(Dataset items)
▬▬▬▬▬▬
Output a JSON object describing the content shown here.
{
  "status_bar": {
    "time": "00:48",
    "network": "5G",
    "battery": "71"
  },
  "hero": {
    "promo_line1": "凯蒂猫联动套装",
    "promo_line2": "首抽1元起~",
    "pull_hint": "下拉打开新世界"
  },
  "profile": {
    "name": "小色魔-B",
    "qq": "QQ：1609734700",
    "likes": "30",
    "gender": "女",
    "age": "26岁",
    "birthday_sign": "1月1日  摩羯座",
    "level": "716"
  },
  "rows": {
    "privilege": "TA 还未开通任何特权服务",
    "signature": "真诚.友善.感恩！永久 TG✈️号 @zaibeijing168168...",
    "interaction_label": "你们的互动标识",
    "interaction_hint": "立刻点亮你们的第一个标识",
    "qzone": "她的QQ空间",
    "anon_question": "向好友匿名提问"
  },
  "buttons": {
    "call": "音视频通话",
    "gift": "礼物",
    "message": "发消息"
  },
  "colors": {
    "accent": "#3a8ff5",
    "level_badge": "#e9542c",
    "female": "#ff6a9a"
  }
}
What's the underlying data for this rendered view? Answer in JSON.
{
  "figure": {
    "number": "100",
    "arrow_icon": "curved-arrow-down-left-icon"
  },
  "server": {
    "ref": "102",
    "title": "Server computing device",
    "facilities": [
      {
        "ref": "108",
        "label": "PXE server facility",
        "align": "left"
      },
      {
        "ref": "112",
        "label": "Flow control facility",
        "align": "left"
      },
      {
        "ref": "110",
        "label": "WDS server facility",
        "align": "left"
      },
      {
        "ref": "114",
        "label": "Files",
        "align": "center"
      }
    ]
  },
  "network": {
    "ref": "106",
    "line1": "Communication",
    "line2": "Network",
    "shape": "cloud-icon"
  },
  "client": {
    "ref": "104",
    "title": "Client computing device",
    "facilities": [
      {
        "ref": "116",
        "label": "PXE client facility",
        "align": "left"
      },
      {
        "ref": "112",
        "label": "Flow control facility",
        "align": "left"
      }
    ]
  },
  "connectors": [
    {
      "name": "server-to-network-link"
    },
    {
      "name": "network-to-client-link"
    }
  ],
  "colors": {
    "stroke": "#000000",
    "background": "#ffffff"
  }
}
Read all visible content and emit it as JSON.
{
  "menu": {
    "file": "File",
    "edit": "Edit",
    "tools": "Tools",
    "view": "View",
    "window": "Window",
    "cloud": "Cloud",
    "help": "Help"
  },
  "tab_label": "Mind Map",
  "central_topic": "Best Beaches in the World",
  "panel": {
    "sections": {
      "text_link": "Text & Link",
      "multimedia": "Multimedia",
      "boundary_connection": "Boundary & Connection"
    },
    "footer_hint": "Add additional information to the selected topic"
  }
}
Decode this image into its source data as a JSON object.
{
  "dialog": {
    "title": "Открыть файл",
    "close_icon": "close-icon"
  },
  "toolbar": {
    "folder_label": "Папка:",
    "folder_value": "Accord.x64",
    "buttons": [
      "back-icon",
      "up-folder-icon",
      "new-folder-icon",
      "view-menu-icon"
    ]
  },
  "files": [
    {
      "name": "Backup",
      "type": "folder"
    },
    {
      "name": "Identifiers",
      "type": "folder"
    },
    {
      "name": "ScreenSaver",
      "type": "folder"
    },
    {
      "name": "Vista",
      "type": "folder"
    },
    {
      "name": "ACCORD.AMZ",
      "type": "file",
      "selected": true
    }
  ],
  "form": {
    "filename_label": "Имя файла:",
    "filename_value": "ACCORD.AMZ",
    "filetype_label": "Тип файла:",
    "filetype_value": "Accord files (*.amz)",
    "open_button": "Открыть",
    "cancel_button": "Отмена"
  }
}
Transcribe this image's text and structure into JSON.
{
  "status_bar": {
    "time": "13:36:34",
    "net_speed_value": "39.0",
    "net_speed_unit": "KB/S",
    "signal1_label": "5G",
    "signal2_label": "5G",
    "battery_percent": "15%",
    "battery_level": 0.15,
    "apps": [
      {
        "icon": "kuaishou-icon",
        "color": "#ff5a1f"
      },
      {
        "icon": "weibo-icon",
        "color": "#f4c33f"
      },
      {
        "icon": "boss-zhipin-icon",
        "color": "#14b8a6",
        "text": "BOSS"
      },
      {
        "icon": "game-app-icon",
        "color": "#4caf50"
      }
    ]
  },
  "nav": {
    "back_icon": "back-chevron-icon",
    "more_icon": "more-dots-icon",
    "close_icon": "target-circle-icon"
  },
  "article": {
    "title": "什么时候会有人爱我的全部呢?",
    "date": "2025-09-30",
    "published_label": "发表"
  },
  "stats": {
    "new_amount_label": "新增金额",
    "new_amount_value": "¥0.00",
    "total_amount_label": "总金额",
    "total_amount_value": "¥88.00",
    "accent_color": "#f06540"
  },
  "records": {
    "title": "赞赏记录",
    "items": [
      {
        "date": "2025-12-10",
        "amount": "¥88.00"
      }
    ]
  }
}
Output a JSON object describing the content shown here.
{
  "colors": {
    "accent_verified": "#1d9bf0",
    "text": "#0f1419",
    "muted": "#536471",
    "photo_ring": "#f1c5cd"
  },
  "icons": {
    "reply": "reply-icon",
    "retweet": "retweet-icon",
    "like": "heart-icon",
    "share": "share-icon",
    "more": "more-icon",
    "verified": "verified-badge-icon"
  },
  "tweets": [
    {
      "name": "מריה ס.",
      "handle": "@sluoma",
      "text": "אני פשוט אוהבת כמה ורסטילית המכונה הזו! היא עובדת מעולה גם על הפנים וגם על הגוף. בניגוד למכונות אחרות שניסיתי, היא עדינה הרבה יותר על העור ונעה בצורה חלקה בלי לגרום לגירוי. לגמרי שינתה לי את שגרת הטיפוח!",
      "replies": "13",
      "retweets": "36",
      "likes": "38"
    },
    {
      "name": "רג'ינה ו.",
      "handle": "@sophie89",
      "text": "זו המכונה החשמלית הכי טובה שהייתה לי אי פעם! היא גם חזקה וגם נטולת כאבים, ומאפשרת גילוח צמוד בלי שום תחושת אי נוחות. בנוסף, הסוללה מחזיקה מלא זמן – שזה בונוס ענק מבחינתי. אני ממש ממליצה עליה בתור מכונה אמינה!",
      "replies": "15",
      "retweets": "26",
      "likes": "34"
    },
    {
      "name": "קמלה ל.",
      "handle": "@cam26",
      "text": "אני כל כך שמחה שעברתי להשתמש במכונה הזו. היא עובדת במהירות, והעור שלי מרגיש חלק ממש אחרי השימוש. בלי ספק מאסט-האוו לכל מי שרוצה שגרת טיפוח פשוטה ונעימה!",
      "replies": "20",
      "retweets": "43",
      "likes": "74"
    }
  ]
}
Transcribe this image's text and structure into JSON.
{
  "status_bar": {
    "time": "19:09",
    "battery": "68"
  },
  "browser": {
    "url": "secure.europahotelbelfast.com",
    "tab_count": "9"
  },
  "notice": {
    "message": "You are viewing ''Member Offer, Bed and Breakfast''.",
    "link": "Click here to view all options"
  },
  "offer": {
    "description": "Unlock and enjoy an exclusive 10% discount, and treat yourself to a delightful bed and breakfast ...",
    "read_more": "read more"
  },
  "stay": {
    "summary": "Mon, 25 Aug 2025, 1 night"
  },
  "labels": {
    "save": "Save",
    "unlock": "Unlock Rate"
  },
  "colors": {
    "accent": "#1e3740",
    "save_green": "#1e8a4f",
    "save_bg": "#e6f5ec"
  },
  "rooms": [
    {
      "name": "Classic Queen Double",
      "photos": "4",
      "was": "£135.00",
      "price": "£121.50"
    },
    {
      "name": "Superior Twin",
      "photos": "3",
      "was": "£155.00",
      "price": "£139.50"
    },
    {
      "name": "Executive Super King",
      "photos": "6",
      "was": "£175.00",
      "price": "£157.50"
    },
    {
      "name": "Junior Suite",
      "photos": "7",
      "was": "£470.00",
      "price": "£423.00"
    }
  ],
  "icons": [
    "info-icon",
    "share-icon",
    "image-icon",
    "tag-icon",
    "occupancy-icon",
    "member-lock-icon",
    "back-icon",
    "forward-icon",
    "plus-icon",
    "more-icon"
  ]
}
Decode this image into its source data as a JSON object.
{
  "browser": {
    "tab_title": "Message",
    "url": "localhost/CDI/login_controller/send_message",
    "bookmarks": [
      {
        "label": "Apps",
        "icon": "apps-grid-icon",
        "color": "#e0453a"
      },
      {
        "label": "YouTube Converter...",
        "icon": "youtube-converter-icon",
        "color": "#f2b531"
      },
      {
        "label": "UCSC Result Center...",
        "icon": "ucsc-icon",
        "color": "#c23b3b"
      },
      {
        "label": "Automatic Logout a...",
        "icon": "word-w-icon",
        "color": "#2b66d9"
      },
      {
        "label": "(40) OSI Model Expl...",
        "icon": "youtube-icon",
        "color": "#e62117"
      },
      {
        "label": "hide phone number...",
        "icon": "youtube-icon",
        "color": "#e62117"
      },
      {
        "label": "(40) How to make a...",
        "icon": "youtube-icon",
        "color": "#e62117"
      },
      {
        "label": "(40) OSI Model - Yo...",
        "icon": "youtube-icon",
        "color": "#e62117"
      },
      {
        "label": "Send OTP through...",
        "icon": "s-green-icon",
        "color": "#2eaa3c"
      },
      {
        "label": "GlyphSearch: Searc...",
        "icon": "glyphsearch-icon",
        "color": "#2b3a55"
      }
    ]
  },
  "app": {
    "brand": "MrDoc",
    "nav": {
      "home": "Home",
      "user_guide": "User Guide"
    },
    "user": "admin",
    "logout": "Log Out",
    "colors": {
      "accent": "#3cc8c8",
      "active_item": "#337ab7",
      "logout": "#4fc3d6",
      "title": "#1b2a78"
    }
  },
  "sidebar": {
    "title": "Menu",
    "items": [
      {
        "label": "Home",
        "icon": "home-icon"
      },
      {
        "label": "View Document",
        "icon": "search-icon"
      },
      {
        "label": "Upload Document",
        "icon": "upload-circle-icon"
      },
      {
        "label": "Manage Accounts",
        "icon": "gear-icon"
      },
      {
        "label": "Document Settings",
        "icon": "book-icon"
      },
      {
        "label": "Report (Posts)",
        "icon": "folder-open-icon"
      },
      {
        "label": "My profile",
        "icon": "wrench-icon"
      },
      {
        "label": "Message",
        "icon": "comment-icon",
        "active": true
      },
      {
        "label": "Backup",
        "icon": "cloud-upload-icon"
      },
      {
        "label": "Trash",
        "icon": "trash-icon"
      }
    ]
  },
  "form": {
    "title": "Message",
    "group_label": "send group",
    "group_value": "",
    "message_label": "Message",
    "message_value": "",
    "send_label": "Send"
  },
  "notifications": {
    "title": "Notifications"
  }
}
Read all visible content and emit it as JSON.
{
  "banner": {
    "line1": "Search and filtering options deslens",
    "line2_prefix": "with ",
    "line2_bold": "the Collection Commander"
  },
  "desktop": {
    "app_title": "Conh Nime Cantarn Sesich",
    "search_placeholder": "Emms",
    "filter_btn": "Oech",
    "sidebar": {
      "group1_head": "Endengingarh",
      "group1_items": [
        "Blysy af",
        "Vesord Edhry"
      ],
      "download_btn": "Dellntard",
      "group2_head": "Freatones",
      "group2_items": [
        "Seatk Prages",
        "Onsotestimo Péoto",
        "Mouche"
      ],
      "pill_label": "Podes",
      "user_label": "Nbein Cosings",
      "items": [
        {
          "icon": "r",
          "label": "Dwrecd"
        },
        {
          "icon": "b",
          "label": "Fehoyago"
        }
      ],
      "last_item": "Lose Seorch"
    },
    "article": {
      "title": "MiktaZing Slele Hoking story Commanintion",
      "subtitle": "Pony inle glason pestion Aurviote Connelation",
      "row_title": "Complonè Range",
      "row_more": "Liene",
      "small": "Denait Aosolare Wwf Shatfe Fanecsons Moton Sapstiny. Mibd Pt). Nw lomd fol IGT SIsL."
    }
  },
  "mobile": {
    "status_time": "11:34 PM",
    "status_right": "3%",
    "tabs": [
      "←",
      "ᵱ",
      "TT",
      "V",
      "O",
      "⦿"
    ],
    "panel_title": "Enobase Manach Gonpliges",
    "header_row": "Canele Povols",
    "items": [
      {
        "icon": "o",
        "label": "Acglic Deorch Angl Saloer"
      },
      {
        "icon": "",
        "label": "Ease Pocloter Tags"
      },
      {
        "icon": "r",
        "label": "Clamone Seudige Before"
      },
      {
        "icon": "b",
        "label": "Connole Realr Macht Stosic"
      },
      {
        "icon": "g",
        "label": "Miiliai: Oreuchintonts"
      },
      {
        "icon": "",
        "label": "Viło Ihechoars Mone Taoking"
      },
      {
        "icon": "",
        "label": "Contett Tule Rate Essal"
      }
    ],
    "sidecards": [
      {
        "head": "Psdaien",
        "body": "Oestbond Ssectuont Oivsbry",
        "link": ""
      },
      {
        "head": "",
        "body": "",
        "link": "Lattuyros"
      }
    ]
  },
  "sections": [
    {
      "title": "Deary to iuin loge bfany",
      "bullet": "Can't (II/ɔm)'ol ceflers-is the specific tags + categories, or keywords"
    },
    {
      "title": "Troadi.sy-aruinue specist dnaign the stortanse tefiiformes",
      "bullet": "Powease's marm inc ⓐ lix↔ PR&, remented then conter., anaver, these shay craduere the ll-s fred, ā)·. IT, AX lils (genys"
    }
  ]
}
▬▬▬▬▬▬
Give the number of lines that hold the word "price" in these records, with nothing added.

§ Response: 4